Examine each line of the data. Copy those that contain the string "verry".

[Begin Given records]

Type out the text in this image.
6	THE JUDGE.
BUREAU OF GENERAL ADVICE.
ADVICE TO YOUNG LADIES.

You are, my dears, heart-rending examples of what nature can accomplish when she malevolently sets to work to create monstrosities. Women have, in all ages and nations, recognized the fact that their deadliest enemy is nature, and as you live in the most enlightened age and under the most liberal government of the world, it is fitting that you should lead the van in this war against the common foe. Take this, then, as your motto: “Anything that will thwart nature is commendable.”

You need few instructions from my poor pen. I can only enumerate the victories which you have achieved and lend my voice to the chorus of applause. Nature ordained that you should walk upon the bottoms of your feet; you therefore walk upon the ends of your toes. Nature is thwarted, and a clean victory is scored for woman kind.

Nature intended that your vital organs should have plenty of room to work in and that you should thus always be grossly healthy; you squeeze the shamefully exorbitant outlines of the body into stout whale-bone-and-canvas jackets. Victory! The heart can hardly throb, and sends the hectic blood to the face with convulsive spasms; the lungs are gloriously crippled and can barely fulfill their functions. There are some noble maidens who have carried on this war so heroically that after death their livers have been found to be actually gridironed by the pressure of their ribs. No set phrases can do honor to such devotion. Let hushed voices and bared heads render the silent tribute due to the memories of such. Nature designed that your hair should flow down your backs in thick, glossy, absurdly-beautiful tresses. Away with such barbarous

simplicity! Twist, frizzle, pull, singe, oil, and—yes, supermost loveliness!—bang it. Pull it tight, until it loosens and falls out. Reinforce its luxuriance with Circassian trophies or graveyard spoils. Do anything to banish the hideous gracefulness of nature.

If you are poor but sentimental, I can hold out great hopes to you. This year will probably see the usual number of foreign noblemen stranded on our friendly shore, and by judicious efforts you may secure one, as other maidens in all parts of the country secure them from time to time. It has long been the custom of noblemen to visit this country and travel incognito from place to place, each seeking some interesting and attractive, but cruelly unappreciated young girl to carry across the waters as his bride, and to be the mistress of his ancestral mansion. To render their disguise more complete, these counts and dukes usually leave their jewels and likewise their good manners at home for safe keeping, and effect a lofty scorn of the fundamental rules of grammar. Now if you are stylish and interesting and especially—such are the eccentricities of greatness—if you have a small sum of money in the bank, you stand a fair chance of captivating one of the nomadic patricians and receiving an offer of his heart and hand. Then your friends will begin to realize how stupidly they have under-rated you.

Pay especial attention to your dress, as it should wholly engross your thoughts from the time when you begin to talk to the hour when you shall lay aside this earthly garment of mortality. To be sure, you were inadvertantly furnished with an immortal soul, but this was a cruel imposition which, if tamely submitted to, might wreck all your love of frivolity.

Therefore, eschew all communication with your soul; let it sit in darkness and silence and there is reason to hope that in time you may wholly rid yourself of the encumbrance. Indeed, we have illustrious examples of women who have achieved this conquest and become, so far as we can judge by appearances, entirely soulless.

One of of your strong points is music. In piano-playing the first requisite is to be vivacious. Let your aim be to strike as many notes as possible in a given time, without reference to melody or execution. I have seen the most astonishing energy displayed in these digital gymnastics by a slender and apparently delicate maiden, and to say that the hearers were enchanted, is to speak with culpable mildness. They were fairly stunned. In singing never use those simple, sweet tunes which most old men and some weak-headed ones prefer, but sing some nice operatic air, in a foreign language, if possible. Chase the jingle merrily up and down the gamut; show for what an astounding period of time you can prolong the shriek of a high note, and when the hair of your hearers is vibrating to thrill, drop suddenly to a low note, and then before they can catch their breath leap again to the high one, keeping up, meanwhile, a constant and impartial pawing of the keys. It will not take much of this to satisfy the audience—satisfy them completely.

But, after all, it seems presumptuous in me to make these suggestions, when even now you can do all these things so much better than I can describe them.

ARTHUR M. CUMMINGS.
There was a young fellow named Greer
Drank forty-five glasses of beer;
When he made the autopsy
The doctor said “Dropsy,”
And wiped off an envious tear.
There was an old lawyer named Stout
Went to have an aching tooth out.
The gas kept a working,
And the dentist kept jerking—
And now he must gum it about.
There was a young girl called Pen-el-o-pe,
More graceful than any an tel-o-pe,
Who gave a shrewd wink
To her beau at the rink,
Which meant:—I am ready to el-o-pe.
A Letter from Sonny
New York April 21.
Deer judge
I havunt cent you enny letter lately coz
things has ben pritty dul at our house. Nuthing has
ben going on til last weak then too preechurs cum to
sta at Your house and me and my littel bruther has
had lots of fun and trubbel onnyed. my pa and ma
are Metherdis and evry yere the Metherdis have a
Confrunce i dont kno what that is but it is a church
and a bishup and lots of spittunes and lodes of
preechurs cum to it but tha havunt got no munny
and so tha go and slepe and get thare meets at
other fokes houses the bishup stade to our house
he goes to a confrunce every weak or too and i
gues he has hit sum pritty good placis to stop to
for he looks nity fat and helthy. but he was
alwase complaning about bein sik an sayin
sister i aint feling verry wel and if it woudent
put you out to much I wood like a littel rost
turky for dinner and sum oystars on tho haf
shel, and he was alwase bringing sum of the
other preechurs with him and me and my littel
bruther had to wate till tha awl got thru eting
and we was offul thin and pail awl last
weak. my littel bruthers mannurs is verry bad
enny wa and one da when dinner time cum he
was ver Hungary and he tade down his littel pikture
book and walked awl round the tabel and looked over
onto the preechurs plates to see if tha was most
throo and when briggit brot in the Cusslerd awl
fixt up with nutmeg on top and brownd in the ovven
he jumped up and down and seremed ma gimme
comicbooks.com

[End Given records]

Finished exercise →
sister i aint feling verry wel and if it woudent
weak. my littel bruthers mannurs is verry bad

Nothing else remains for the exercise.